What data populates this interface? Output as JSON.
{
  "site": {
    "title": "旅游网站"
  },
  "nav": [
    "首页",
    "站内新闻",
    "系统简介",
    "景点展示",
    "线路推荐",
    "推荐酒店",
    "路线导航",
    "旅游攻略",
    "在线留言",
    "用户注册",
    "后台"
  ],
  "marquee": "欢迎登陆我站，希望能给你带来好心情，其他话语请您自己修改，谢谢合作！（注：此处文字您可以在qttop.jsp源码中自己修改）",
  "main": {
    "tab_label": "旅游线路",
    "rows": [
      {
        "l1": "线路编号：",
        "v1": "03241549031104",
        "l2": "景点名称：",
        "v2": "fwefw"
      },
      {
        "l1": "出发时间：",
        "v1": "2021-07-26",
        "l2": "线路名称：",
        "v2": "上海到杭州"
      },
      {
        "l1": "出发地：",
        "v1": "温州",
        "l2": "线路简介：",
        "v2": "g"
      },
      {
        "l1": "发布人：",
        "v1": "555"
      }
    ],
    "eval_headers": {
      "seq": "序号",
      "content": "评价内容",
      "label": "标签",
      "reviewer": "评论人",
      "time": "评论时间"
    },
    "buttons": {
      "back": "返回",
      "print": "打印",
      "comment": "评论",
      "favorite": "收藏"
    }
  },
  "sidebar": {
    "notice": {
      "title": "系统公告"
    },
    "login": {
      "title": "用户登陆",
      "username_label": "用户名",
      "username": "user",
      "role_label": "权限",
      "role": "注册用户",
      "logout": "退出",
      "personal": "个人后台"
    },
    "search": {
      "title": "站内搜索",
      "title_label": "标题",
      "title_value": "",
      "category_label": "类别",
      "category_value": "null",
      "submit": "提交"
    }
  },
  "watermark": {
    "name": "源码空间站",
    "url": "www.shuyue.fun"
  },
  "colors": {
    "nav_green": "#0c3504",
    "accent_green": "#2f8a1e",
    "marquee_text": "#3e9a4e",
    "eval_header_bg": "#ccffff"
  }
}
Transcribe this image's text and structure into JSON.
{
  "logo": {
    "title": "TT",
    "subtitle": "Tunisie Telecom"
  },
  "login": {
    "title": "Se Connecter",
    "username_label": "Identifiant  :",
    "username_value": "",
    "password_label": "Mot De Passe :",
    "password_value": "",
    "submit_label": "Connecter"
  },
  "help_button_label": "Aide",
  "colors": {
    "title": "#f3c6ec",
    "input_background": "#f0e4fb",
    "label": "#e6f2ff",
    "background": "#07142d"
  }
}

= = = = = = =

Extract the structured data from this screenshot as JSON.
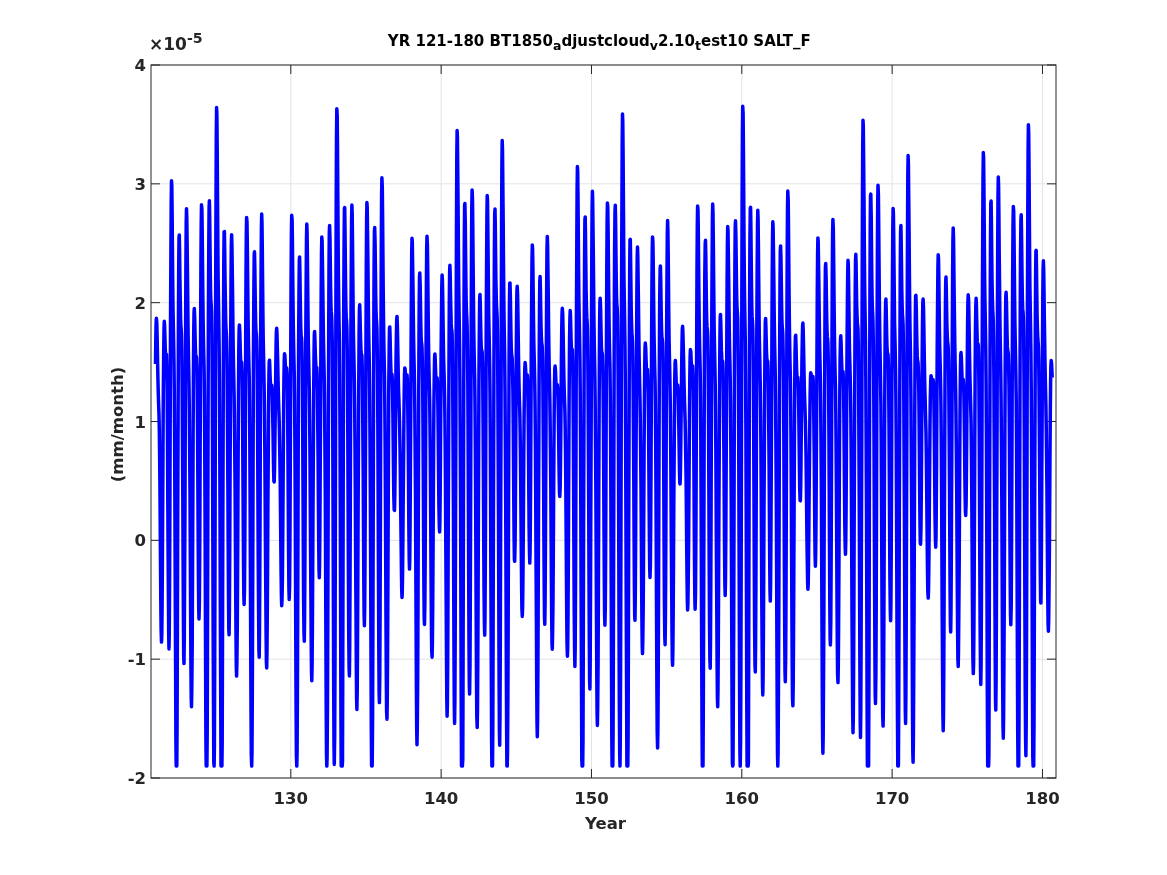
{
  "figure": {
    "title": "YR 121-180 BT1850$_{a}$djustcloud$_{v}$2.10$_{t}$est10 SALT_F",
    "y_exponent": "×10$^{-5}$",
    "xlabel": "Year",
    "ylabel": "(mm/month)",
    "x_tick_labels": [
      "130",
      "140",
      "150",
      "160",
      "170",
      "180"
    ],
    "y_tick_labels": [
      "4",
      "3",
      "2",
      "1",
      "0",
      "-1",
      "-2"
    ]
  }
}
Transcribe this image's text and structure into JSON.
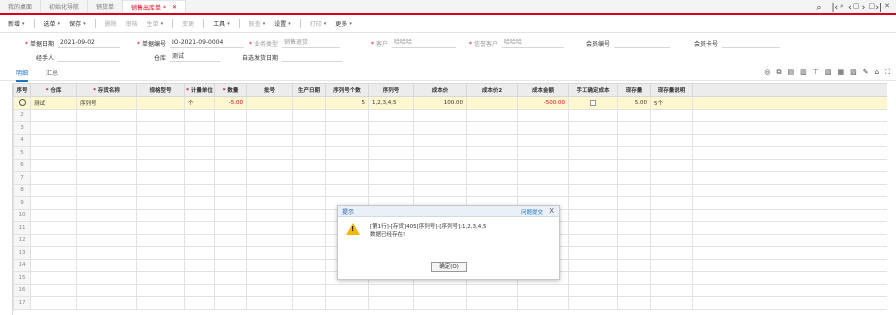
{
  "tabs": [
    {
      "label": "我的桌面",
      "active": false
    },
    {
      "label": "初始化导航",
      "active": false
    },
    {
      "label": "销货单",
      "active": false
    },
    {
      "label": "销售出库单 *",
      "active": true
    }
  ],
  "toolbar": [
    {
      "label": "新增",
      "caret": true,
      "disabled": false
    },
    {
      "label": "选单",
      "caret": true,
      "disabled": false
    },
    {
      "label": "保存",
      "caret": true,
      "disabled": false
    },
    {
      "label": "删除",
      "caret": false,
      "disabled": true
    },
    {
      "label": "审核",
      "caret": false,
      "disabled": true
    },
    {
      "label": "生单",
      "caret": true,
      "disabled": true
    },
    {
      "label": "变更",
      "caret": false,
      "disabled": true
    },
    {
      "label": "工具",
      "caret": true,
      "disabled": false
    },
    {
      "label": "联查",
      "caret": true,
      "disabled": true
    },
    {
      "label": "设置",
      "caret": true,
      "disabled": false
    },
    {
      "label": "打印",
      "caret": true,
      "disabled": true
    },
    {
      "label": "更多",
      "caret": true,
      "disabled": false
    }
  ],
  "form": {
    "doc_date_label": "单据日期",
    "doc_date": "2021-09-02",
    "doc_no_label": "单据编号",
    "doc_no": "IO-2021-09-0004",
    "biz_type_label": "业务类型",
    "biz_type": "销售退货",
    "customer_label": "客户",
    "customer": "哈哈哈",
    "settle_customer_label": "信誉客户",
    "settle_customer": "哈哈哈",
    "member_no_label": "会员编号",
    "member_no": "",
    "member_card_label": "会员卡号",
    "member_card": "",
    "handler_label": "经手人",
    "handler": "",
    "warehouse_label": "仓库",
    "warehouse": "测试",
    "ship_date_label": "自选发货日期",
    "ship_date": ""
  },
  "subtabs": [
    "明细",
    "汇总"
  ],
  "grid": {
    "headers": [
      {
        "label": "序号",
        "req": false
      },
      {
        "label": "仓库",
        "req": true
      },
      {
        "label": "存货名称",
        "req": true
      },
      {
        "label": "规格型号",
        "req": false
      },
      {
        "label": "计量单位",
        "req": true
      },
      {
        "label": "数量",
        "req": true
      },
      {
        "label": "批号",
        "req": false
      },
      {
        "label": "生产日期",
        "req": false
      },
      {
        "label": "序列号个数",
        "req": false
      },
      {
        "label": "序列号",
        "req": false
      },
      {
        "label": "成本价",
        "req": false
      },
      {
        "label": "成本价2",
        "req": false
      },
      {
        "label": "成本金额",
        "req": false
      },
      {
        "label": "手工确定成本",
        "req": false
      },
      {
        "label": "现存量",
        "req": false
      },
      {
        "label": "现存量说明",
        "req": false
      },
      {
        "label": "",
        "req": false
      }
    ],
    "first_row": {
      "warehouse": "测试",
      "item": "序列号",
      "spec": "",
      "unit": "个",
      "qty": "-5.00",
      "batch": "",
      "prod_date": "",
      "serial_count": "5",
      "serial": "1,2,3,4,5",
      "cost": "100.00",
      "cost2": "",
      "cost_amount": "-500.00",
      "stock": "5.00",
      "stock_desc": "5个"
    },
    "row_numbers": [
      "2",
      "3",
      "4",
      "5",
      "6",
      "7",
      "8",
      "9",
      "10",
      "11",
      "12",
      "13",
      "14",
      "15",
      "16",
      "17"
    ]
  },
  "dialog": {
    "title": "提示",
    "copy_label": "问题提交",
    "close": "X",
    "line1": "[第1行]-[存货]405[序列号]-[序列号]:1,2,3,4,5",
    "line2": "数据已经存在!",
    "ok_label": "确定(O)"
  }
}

= = = = = = =

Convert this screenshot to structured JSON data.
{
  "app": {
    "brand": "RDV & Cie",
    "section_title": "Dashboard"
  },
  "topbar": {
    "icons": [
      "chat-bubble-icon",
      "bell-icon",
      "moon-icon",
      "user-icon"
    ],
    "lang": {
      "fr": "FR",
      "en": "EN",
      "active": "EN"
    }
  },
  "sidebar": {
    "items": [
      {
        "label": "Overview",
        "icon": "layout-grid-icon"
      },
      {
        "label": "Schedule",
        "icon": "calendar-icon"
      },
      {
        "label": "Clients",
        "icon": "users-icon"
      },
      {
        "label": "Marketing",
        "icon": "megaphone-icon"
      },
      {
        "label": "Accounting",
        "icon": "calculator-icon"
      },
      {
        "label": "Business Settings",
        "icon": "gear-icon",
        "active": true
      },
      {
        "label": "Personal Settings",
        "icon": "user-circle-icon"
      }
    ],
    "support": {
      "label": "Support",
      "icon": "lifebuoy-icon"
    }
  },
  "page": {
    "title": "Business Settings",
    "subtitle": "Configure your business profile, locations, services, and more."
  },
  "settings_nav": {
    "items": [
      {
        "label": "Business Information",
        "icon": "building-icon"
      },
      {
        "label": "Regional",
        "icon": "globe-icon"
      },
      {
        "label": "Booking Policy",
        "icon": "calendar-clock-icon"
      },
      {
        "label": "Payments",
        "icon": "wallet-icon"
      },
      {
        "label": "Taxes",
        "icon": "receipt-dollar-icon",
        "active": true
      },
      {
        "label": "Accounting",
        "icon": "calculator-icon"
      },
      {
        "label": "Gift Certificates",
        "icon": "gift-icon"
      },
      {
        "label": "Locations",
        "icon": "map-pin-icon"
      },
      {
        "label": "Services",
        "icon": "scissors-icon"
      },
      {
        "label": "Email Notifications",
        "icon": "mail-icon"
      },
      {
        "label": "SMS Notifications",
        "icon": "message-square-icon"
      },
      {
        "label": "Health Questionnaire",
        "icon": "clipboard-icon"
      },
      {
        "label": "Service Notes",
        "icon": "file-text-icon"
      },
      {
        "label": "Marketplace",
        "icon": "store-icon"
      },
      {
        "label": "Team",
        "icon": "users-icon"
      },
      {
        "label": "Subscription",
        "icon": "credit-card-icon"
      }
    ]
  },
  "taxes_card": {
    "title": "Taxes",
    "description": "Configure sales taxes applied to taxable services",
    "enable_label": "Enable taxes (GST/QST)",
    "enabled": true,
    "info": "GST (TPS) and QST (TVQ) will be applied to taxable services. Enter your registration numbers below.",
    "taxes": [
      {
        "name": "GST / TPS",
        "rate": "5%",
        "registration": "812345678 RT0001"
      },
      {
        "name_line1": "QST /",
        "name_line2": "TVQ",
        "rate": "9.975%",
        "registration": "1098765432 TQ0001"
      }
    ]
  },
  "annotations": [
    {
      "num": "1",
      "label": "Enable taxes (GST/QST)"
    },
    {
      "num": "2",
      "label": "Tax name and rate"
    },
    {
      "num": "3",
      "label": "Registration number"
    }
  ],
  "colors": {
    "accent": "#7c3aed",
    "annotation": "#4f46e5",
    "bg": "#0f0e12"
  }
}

= = = = = = =

◆ **Work instructions**
Copy each line of the listing in which the word "data" can be found.

◆ **Result of this exercise**
What data populates this interface? Output as JSON.
Extract the structured data from this screenshot as JSON.
Convert this screenshot to structured JSON data.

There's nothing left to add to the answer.